Copy each line that contains the word "Excitation".
-- start The data --
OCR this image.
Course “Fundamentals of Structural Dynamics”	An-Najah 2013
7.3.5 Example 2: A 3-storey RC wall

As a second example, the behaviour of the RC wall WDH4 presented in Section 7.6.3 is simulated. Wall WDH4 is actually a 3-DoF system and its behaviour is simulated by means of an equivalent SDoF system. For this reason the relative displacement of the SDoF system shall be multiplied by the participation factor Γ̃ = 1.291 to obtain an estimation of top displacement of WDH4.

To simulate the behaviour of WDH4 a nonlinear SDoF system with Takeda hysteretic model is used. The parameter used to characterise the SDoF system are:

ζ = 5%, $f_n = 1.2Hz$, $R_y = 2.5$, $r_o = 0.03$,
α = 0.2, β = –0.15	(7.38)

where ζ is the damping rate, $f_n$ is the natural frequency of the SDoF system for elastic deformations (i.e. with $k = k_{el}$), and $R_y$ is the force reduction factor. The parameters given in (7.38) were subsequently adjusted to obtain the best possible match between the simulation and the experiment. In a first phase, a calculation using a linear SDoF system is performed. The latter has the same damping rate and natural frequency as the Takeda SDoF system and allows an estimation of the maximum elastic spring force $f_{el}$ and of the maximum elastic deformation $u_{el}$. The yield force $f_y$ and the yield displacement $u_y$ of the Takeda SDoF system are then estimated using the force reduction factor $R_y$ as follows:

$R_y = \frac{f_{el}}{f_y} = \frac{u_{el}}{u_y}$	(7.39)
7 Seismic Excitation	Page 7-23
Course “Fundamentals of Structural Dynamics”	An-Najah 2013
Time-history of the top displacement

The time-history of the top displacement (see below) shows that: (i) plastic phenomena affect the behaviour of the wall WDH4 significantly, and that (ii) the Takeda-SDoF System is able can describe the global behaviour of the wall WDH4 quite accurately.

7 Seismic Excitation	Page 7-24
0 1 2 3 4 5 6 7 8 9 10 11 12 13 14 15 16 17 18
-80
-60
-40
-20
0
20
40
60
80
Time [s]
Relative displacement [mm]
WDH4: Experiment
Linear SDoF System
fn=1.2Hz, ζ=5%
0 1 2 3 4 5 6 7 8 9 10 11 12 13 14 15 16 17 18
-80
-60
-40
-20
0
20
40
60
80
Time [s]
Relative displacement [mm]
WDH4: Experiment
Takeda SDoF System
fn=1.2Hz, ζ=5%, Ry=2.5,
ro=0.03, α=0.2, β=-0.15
-- end The data --
Solution to this task:
7 Seismic Excitation	Page 7-23
7 Seismic Excitation	Page 7-24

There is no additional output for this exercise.